Show all lines holding the string "JSON".

(Part of a data file)
····················
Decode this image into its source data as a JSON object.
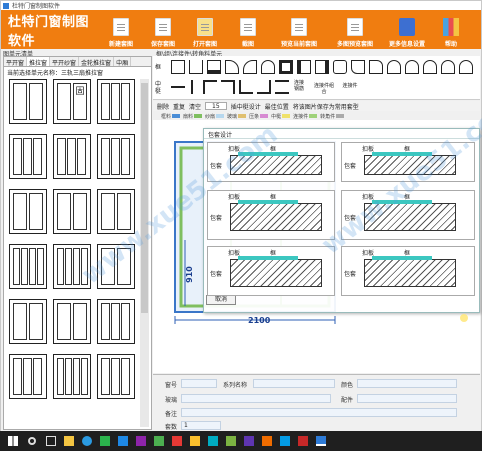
{
  "window": {
    "title": "杜特门窗制图软件"
  },
  "banner": {
    "brand": "杜特门窗制图软件",
    "buttons": [
      "新建套图",
      "保存套图",
      "打开套图",
      "截图",
      "预览当前套图",
      "多图预览套图",
      "更多信息设置",
      "帮助"
    ]
  },
  "breadcrumb": "框\\组\\连接件\\转角料单元",
  "left": {
    "header": "图单元清单",
    "tabs": [
      "平开窗",
      "推拉窗",
      "平开纱窗",
      "金轮推拉窗",
      "中厢"
    ],
    "current_label": "当前选择单元名称：三轨三扇推拉窗"
  },
  "shapebar": {
    "row_label_1": "框",
    "row_label_2": "中梃",
    "joint_labels": [
      "连接钢筋",
      "连接件组合",
      "连接件"
    ]
  },
  "toolbar2": {
    "delete": "删除",
    "redo": "重复",
    "clear": "清空",
    "size_value": "15",
    "middle_frame": "插中梃设计",
    "best_position": "最佳位置",
    "save_image": "将该图片保存为常用套型"
  },
  "legend": [
    "框料",
    "扇料",
    "纱扇",
    "玻璃",
    "压条",
    "中梃",
    "连接件",
    "转角件"
  ],
  "dialog": {
    "title": "包套设计",
    "cancel": "取消",
    "labels": {
      "flash": "扣板",
      "frame": "框",
      "wrap": "包套"
    }
  },
  "dimensions": {
    "width": "2100",
    "height": "910"
  },
  "form": {
    "labels": [
      "窗号",
      "系列名称",
      "颜色",
      "玻璃",
      "配件",
      "备注",
      "套数"
    ],
    "quantity_value": "1"
  },
  "watermark": "www.xue51.com",
  "colors": {
    "banner": "#f07d10",
    "accent": "#2e7bd6",
    "glass": "#3cc7c0"
  }
}
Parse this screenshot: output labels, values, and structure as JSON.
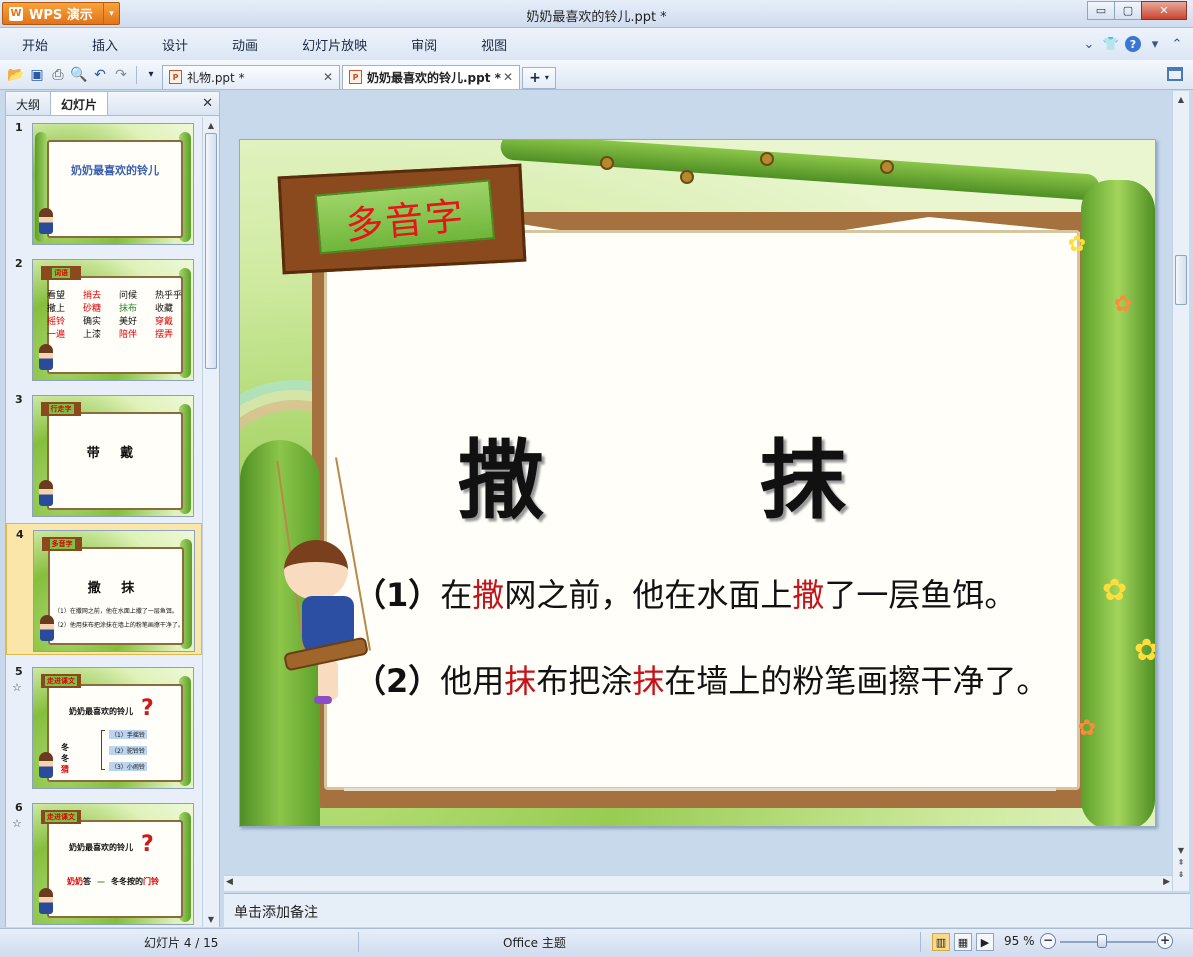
{
  "window": {
    "app_name": "WPS 演示",
    "title": "奶奶最喜欢的铃儿.ppt *",
    "controls": {
      "minimize": "▭",
      "maximize": "▢",
      "close": "✕"
    }
  },
  "menu": {
    "items": [
      "开始",
      "插入",
      "设计",
      "动画",
      "幻灯片放映",
      "审阅",
      "视图"
    ]
  },
  "toolbar": {
    "icons": [
      "open-icon",
      "save-icon",
      "print-icon",
      "print-preview-icon",
      "undo-icon",
      "redo-icon"
    ],
    "tabs": [
      {
        "label": "礼物.ppt *",
        "active": false
      },
      {
        "label": "奶奶最喜欢的铃儿.ppt *",
        "active": true
      }
    ],
    "new_tab_label": "+"
  },
  "left_panel": {
    "tabs": [
      {
        "label": "大纲",
        "active": false
      },
      {
        "label": "幻灯片",
        "active": true
      }
    ],
    "close_label": "✕",
    "thumbnails": [
      {
        "num": "1",
        "title": "奶奶最喜欢的铃儿"
      },
      {
        "num": "2",
        "sign": "词语",
        "words": [
          [
            "看望",
            "捎去",
            "问候",
            "热乎乎"
          ],
          [
            "撒上",
            "砂糖",
            "抹布",
            "收藏"
          ],
          [
            "摇铃",
            "确实",
            "美好",
            "穿戴"
          ],
          [
            "一遍",
            "上漆",
            "陪伴",
            "摆弄"
          ]
        ]
      },
      {
        "num": "3",
        "sign": "行走字",
        "chars": "带  戴"
      },
      {
        "num": "4",
        "sign": "多音字",
        "chars": "撒  抹",
        "line1": "（1）在撒网之前，他在水面上撒了一层鱼饵。",
        "line2": "（2）他用抹布把涂抹在墙上的粉笔画擦干净了。"
      },
      {
        "num": "5",
        "star": "☆",
        "sign": "走进课文",
        "question": "奶奶最喜欢的铃儿",
        "name_prefix": "冬冬",
        "name_hl": "猜",
        "options": [
          "（1）手摇铃",
          "（2）驼铃铃",
          "（3）小闹铃"
        ]
      },
      {
        "num": "6",
        "star": "☆",
        "sign": "走进课文",
        "question": "奶奶最喜欢的铃儿",
        "answer_prefix": "奶奶",
        "answer_hl": "答",
        "answer_text_a": "冬冬按的",
        "answer_text_b": "门铃",
        "dash": "—"
      }
    ]
  },
  "slide": {
    "sign": "多音字",
    "char1": "撒",
    "char2": "抹",
    "sentence1": {
      "num": "（1）",
      "a": "在",
      "b": "撒",
      "c": "网之前，他在水面上",
      "d": "撒",
      "e": "了一层鱼饵。"
    },
    "sentence2": {
      "num": "（2）",
      "a": "他用",
      "b": "抹",
      "c": "布把涂",
      "d": "抹",
      "e": "在墙上的粉笔画擦干净了。"
    }
  },
  "notes": {
    "placeholder": "单击添加备注"
  },
  "status": {
    "slide_info": "幻灯片 4 / 15",
    "theme": "Office 主题",
    "zoom": "95 %",
    "zoom_fraction": 0.5
  },
  "colors": {
    "accent_orange": "#e2731a",
    "highlight_red": "#c4141a",
    "selected_thumb": "#fbe6a9"
  }
}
····················
- _Correct answer_
Decode this image into its source data as a JSON object.
Parse this screenshot: output labels, values, and structure as JSON.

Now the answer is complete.